→ **WHAT THE TASK REQUIRES**: Among the records below, find each line bearing the word "slide" and copy it.
*** LISTED ENTRIES Section Begins ***
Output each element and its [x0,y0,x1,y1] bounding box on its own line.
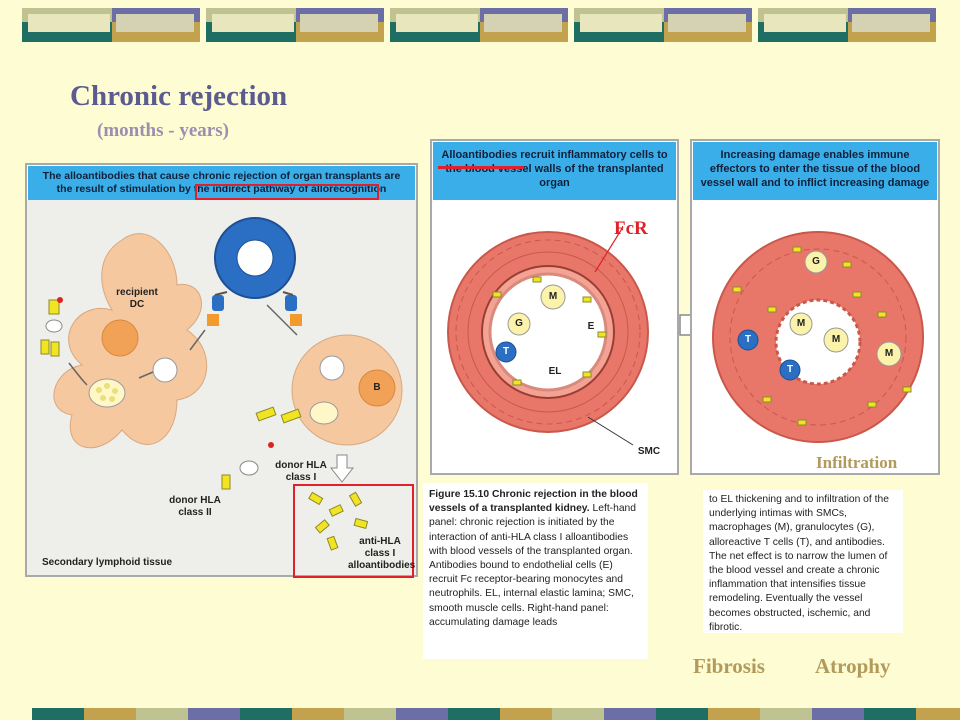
granulocyte-cell [507,312,531,336]
label-donor-hla-class-i: donor HLA class I [275,460,327,483]
atrophy-label: Atrophy [815,654,891,678]
bottom-band-tile [84,708,136,720]
figure-caption-title: Figure 15.10 Chronic rejection in the bl… [429,489,638,515]
macrophage-late-inner [789,312,813,336]
label-anti-hla: anti-HLA class I alloantibodies [348,536,416,571]
bottom-decorative-band [32,708,960,720]
figure-caption-left: Figure 15.10 Chronic rejection in the bl… [423,483,648,659]
down-arrow [329,454,355,483]
label-macrophage-late: M [831,334,841,345]
label-t-cell-late-2: T [786,364,794,375]
figure-caption-text: Left-hand panel: chronic rejection is in… [429,503,637,628]
top-band-tile [758,8,936,42]
bottom-band-tile [32,708,84,720]
b-cell-nucleus [358,369,396,407]
top-band-tile [22,8,200,42]
bottom-band-tile [760,708,812,720]
t-cell-late-1 [737,329,759,351]
label-elastic-lamina: EL [548,366,562,377]
bottom-band-tile [344,708,396,720]
bottom-band-tile [448,708,500,720]
infiltration-annotation: Infiltration [816,453,898,472]
top-band-tile [390,8,568,42]
left-header-highlight: indirect pathway of allorecognition [212,183,387,195]
middle-header-highlight: Alloantibodies [441,149,518,161]
bottom-band-tile [604,708,656,720]
label-granulocyte-late: G [812,256,820,267]
bottom-band-tile [292,708,344,720]
t-cell [495,341,517,363]
bottom-band-tile [552,708,604,720]
alloantibodies-underline [438,166,524,169]
donor-hla-class-ii-molecule [40,297,63,357]
macrophage-cell [540,284,566,310]
label-granulocyte-early: G [515,318,523,329]
bottom-band-tile [500,708,552,720]
label-cd4: CD4 [244,252,265,263]
label-donor-hla-class-ii: donor HLA class II [169,495,221,518]
fcr-annotation: FcR [614,218,648,239]
lymphoid-tissue-illustration [27,200,416,575]
left-header-text: The alloantibodies that cause chronic re… [42,170,401,195]
top-band-tile [574,8,752,42]
bottom-band-tile [396,708,448,720]
label-b-cell: B [373,382,381,393]
bottom-band-tile [864,708,916,720]
top-band-tile [206,8,384,42]
label-recipient-dc: recipient DC [116,287,158,310]
anti-hla-highlight-box [293,484,414,578]
figure-caption-right: to EL thickening and to infiltration of … [703,490,903,633]
right-panel-header: Increasing damage enables immune effecto… [693,142,937,200]
cd4-nucleus [236,239,274,277]
indirect-pathway-highlight-box [195,184,379,200]
vessel-cross-section-late [693,202,937,450]
t-cell-late-2 [779,359,801,381]
bottom-band-tile [708,708,760,720]
donor-hla-class-i-molecule [221,406,302,490]
bottom-band-tile [188,708,240,720]
middle-panel-header: Alloantibodies recruit inflammatory cell… [433,142,676,200]
dc-vesicle [88,378,126,408]
slide-title: Chronic rejection [70,80,288,112]
macrophage-late-outer [876,341,902,367]
granulocyte-late [804,250,828,274]
fibrosis-label: Fibrosis [693,654,765,678]
slide-subtitle: (months - years) [97,120,229,141]
vessel-cross-section-early [433,202,676,472]
label-t-cell-late-1: T [744,334,752,345]
bottom-band-tile [240,708,292,720]
dc-nucleus [101,319,139,357]
label-macrophage-early: M [548,291,558,302]
left-panel-header: The alloantibodies that cause chronic re… [28,166,415,200]
bottom-band-tile [812,708,864,720]
dc-antigen-vesicle [152,357,178,383]
label-macrophage-late-inner: M [796,318,806,329]
bottom-band-tile [136,708,188,720]
bottom-band-tile [916,708,960,720]
label-macrophage-late-outer: M [884,348,894,359]
bottom-band-tile [656,708,708,720]
label-endothelial: E [587,321,595,332]
macrophage-late [823,327,849,353]
label-secondary-lymphoid-tissue: Secondary lymphoid tissue [42,557,173,568]
label-smooth-muscle: SMC [637,446,661,457]
label-t-cell-early: T [502,346,510,357]
top-decorative-band [22,8,936,42]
*** LISTED ENTRIES Section Ends ***
→ **SOLUTION**:
slide-title: Chronic rejection [70,80,288,112]
slide-subtitle: (months - years) [97,120,229,141]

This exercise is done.